● **EXERCISE INPUTS**:
########################################

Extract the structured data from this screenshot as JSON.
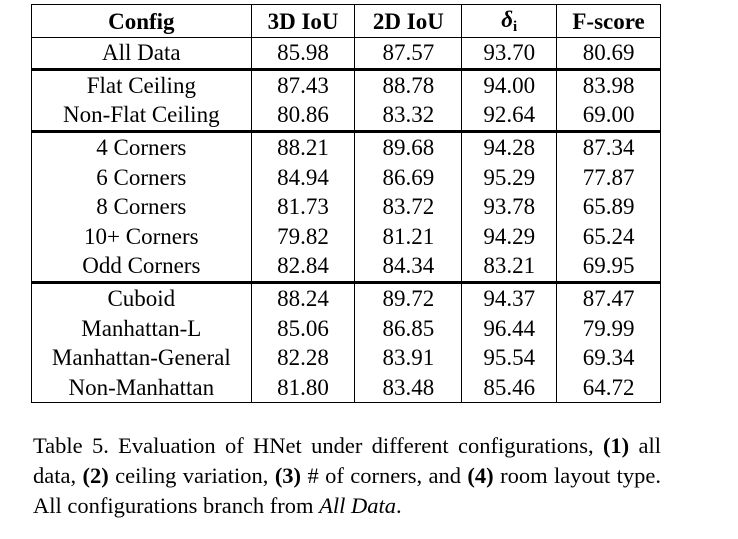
{
  "table": {
    "headers": {
      "config": "Config",
      "iou3d": "3D IoU",
      "iou2d": "2D IoU",
      "delta": "δ",
      "delta_sub": "i",
      "fscore": "F-score"
    },
    "rows": [
      {
        "config": "All Data",
        "iou3d": "85.98",
        "iou2d": "87.57",
        "delta": "93.70",
        "fscore": "80.69"
      },
      {
        "config": "Flat Ceiling",
        "iou3d": "87.43",
        "iou2d": "88.78",
        "delta": "94.00",
        "fscore": "83.98"
      },
      {
        "config": "Non-Flat Ceiling",
        "iou3d": "80.86",
        "iou2d": "83.32",
        "delta": "92.64",
        "fscore": "69.00"
      },
      {
        "config": "4 Corners",
        "iou3d": "88.21",
        "iou2d": "89.68",
        "delta": "94.28",
        "fscore": "87.34"
      },
      {
        "config": "6 Corners",
        "iou3d": "84.94",
        "iou2d": "86.69",
        "delta": "95.29",
        "fscore": "77.87"
      },
      {
        "config": "8 Corners",
        "iou3d": "81.73",
        "iou2d": "83.72",
        "delta": "93.78",
        "fscore": "65.89"
      },
      {
        "config": "10+ Corners",
        "iou3d": "79.82",
        "iou2d": "81.21",
        "delta": "94.29",
        "fscore": "65.24"
      },
      {
        "config": "Odd Corners",
        "iou3d": "82.84",
        "iou2d": "84.34",
        "delta": "83.21",
        "fscore": "69.95"
      },
      {
        "config": "Cuboid",
        "iou3d": "88.24",
        "iou2d": "89.72",
        "delta": "94.37",
        "fscore": "87.47"
      },
      {
        "config": "Manhattan-L",
        "iou3d": "85.06",
        "iou2d": "86.85",
        "delta": "96.44",
        "fscore": "79.99"
      },
      {
        "config": "Manhattan-General",
        "iou3d": "82.28",
        "iou2d": "83.91",
        "delta": "95.54",
        "fscore": "69.34"
      },
      {
        "config": "Non-Manhattan",
        "iou3d": "81.80",
        "iou2d": "83.48",
        "delta": "85.46",
        "fscore": "64.72"
      }
    ]
  },
  "caption": {
    "label": "Table 5. Evaluation of HNet under different configurations,",
    "m1": "(1)",
    "t1": "all data,",
    "m2": "(2)",
    "t2": "ceiling variation,",
    "m3": "(3)",
    "t3": "# of corners, and",
    "m4": "(4)",
    "t4": "room layout type. All configurations branch from",
    "ref": "All Data",
    "end": "."
  }
}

########################################

Indicate how many lines of the material include the word "Manhattan"; the number alone is required.

● **EXPECTED ANSWER**: 3